Problem to work on:
Work through the following lines and count those that hold the word "الإدارة". Reply with that number only.
** begin Listed entries **
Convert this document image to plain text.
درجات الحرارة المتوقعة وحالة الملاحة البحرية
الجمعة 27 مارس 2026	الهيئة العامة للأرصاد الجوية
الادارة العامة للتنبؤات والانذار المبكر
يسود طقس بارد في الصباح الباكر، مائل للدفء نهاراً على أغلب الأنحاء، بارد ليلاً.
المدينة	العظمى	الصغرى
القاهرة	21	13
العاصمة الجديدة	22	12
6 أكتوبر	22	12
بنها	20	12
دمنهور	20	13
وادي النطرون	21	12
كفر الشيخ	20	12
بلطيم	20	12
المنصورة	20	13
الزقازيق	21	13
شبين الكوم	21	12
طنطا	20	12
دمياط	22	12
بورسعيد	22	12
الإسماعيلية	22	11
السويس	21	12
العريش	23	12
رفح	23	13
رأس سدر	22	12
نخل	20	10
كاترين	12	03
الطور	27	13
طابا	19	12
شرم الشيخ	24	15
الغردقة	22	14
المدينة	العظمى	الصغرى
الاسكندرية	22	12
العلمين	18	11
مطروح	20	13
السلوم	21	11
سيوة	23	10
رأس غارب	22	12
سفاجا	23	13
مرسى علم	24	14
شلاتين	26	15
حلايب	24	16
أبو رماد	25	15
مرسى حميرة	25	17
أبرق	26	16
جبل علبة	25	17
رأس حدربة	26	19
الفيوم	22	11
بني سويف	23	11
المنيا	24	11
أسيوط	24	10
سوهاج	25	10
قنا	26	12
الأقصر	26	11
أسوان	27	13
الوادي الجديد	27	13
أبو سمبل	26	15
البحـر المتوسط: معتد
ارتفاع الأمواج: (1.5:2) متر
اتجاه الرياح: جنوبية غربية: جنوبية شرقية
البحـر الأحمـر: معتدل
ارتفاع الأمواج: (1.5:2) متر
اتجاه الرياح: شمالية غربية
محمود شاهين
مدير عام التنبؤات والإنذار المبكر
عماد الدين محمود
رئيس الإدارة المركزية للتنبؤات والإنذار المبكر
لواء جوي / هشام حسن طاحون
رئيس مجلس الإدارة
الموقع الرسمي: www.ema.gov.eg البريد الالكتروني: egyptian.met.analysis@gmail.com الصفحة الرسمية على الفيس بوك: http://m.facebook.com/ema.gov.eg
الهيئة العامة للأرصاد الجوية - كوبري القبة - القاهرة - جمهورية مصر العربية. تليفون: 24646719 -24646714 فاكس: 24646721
** end Listed entries **
Task output:
2